Return all the data, word for word.

(DATA FOR PROCESSING)
▬▬▬▬▬▬▬▬▬▬
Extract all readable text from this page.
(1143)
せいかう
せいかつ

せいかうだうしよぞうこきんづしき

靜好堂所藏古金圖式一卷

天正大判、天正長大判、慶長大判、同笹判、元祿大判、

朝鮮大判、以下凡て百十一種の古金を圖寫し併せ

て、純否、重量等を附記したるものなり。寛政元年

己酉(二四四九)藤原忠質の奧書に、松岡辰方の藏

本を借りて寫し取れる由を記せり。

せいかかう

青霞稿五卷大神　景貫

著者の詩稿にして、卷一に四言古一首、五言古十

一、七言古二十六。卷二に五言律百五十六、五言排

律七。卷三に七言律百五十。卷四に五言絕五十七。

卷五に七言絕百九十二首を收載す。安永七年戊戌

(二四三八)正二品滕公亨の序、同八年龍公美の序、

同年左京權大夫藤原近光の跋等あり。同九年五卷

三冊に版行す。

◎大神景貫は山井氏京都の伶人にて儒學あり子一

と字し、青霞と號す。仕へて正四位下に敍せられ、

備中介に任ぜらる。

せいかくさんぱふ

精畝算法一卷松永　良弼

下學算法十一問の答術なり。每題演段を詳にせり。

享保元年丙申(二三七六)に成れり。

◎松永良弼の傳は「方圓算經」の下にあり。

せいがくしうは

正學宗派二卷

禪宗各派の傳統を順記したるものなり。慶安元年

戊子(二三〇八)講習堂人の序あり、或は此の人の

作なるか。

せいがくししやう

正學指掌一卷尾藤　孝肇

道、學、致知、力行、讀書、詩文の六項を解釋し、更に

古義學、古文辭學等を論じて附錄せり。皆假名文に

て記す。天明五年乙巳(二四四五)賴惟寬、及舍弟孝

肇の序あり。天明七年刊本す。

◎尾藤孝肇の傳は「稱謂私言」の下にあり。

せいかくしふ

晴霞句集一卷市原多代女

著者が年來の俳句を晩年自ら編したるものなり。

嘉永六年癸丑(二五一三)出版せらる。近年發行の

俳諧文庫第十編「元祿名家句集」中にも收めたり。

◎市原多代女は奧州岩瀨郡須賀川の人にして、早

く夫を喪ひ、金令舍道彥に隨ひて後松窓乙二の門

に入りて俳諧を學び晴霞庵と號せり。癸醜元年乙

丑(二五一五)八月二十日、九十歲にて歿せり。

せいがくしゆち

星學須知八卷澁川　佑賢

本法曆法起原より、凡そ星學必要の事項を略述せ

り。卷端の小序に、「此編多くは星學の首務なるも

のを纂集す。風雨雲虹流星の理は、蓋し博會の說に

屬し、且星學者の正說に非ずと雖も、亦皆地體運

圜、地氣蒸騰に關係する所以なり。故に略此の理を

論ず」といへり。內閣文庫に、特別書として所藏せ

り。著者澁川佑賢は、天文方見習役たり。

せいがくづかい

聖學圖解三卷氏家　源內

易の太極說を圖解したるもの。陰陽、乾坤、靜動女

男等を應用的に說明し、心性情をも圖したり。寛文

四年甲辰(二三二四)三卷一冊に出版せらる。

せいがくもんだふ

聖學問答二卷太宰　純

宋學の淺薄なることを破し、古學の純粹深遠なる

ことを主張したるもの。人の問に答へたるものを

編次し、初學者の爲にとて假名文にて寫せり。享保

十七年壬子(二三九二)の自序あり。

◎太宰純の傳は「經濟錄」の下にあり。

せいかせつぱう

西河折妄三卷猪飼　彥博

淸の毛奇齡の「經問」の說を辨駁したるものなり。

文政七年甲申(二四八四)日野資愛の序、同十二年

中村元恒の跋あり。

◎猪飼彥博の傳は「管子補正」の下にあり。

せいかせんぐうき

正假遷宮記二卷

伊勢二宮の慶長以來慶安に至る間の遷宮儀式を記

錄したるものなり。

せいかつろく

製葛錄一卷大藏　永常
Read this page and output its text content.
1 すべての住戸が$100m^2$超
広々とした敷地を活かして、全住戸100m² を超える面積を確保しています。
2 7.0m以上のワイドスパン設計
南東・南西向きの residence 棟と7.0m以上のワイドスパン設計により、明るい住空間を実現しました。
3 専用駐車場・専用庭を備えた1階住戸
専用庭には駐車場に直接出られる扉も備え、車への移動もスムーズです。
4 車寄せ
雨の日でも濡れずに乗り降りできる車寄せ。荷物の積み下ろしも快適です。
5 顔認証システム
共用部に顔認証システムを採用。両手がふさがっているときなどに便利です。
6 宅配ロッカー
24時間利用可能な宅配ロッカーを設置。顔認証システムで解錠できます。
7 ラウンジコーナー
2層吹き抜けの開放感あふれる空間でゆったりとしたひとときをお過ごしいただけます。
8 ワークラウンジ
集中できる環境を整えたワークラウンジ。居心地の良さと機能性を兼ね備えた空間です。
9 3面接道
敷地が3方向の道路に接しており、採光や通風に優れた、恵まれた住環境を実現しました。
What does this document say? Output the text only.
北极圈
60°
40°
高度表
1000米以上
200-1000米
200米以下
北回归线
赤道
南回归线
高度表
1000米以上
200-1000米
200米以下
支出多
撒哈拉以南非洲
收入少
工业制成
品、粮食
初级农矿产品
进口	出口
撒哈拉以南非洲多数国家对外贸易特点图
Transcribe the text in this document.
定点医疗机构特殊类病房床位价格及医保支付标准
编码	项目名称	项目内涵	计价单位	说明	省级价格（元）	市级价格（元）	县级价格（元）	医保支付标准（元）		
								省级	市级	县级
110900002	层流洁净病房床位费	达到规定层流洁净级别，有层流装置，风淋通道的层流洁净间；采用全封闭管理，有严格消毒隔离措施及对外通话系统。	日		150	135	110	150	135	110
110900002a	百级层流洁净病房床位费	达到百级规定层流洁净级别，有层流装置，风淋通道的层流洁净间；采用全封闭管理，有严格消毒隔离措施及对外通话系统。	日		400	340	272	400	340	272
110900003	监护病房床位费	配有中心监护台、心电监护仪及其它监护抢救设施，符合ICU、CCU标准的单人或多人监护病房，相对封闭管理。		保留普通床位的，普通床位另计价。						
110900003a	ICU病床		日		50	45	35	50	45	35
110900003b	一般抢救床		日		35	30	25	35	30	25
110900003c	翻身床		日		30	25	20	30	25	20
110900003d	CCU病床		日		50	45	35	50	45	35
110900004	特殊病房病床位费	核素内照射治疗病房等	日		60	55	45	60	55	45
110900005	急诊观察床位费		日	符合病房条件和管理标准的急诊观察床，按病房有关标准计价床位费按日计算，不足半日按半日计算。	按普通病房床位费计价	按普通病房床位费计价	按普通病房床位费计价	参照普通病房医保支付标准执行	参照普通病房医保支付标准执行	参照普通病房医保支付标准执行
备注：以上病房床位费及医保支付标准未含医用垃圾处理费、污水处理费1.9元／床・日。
▬▬▬▬▬▬▬▬▬▬
(WRITTEN RESPONSE)
Extract all readable text from this page.
(1143)
せいかう
せいかつ

せいかうだうしよぞうこきんづしき

靜好堂所藏古金圖式一卷

天正大判、天正長大判、慶長大判、同笹判、元祿大判、

朝鮮大判、以下凡て百十一種の古金を圖寫し併せ

て、純否、重量等を附記したるものなり。寛政元年

己酉(二四四九)藤原忠質の奧書に、松岡辰方の藏

本を借りて寫し取れる由を記せり。

せいかかう

青霞稿五卷大神　景貫

著者の詩稿にして、卷一に四言古一首、五言古十

一、七言古二十六。卷二に五言律百五十六、五言排

律七。卷三に七言律百五十。卷四に五言絕五十七。

卷五に七言絕百九十二首を收載す。安永七年戊戌

(二四三八)正二品滕公亨の序、同八年龍公美の序、

同年左京權大夫藤原近光の跋等あり。同九年五卷

三冊に版行す。

◎大神景貫は山井氏京都の伶人にて儒學あり子一

と字し、青霞と號す。仕へて正四位下に敍せられ、

備中介に任ぜらる。

せいかくさんぱふ

精畝算法一卷松永　良弼

下學算法十一問の答術なり。每題演段を詳にせり。

享保元年丙申(二三七六)に成れり。

◎松永良弼の傳は「方圓算經」の下にあり。

せいがくしうは

正學宗派二卷

禪宗各派の傳統を順記したるものなり。慶安元年

戊子(二三〇八)講習堂人の序あり、或は此の人の

作なるか。

せいがくししやう

正學指掌一卷尾藤　孝肇

道、學、致知、力行、讀書、詩文の六項を解釋し、更に

古義學、古文辭學等を論じて附錄せり。皆假名文に

て記す。天明五年乙巳(二四四五)賴惟寬、及舍弟孝

肇の序あり。天明七年刊本す。

◎尾藤孝肇の傳は「稱謂私言」の下にあり。

せいかくしふ

晴霞句集一卷市原多代女

著者が年來の俳句を晩年自ら編したるものなり。

嘉永六年癸丑(二五一三)出版せらる。近年發行の

俳諧文庫第十編「元祿名家句集」中にも收めたり。

◎市原多代女は奧州岩瀨郡須賀川の人にして、早

く夫を喪ひ、金令舍道彥に隨ひて後松窓乙二の門

に入りて俳諧を學び晴霞庵と號せり。癸醜元年乙

丑(二五一五)八月二十日、九十歲にて歿せり。

せいがくしゆち

星學須知八卷澁川　佑賢

本法曆法起原より、凡そ星學必要の事項を略述せ

り。卷端の小序に、「此編多くは星學の首務なるも

のを纂集す。風雨雲虹流星の理は、蓋し博會の說に

屬し、且星學者の正說に非ずと雖も、亦皆地體運

圜、地氣蒸騰に關係する所以なり。故に略此の理を

論ず」といへり。內閣文庫に、特別書として所藏せ

り。著者澁川佑賢は、天文方見習役たり。

せいがくづかい

聖學圖解三卷氏家　源內

易の太極說を圖解したるもの。陰陽、乾坤、靜動女

男等を應用的に說明し、心性情をも圖したり。寛文

四年甲辰(二三二四)三卷一冊に出版せらる。

せいがくもんだふ

聖學問答二卷太宰　純

宋學の淺薄なることを破し、古學の純粹深遠なる

ことを主張したるもの。人の問に答へたるものを

編次し、初學者の爲にとて假名文にて寫せり。享保

十七年壬子(二三九二)の自序あり。

◎太宰純の傳は「經濟錄」の下にあり。

せいかせつぱう

西河折妄三卷猪飼　彥博

淸の毛奇齡の「經問」の說を辨駁したるものなり。

文政七年甲申(二四八四)日野資愛の序、同十二年

中村元恒の跋あり。

◎猪飼彥博の傳は「管子補正」の下にあり。

せいかせんぐうき

正假遷宮記二卷

伊勢二宮の慶長以來慶安に至る間の遷宮儀式を記

錄したるものなり。

せいかつろく

製葛錄一卷大藏　永常
Read this page and output its text content.
1 すべての住戸が$100m^2$超
広々とした敷地を活かして、全住戸100m² を超える面積を確保しています。
2 7.0m以上のワイドスパン設計
南東・南西向きの residence 棟と7.0m以上のワイドスパン設計により、明るい住空間を実現しました。
3 専用駐車場・専用庭を備えた1階住戸
専用庭には駐車場に直接出られる扉も備え、車への移動もスムーズです。
4 車寄せ
雨の日でも濡れずに乗り降りできる車寄せ。荷物の積み下ろしも快適です。
5 顔認証システム
共用部に顔認証システムを採用。両手がふさがっているときなどに便利です。
6 宅配ロッカー
24時間利用可能な宅配ロッカーを設置。顔認証システムで解錠できます。
7 ラウンジコーナー
2層吹き抜けの開放感あふれる空間でゆったりとしたひとときをお過ごしいただけます。
8 ワークラウンジ
集中できる環境を整えたワークラウンジ。居心地の良さと機能性を兼ね備えた空間です。
9 3面接道
敷地が3方向の道路に接しており、採光や通風に優れた、恵まれた住環境を実現しました。
What does this document say? Output the text only.
北极圈
60°
40°
高度表
1000米以上
200-1000米
200米以下
北回归线
赤道
南回归线
高度表
1000米以上
200-1000米
200米以下
支出多
撒哈拉以南非洲
收入少
工业制成
品、粮食
初级农矿产品
进口	出口
撒哈拉以南非洲多数国家对外贸易特点图
Transcribe the text in this document.
定点医疗机构特殊类病房床位价格及医保支付标准
编码	项目名称	项目内涵	计价单位	说明	省级价格（元）	市级价格（元）	县级价格（元）	医保支付标准（元）		
								省级	市级	县级
110900002	层流洁净病房床位费	达到规定层流洁净级别，有层流装置，风淋通道的层流洁净间；采用全封闭管理，有严格消毒隔离措施及对外通话系统。	日		150	135	110	150	135	110
110900002a	百级层流洁净病房床位费	达到百级规定层流洁净级别，有层流装置，风淋通道的层流洁净间；采用全封闭管理，有严格消毒隔离措施及对外通话系统。	日		400	340	272	400	340	272
110900003	监护病房床位费	配有中心监护台、心电监护仪及其它监护抢救设施，符合ICU、CCU标准的单人或多人监护病房，相对封闭管理。		保留普通床位的，普通床位另计价。						
110900003a	ICU病床		日		50	45	35	50	45	35
110900003b	一般抢救床		日		35	30	25	35	30	25
110900003c	翻身床		日		30	25	20	30	25	20
110900003d	CCU病床		日		50	45	35	50	45	35
110900004	特殊病房病床位费	核素内照射治疗病房等	日		60	55	45	60	55	45
110900005	急诊观察床位费		日	符合病房条件和管理标准的急诊观察床，按病房有关标准计价床位费按日计算，不足半日按半日计算。	按普通病房床位费计价	按普通病房床位费计价	按普通病房床位费计价	参照普通病房医保支付标准执行	参照普通病房医保支付标准执行	参照普通病房医保支付标准执行
备注：以上病房床位费及医保支付标准未含医用垃圾处理费、污水处理费1.9元／床・日。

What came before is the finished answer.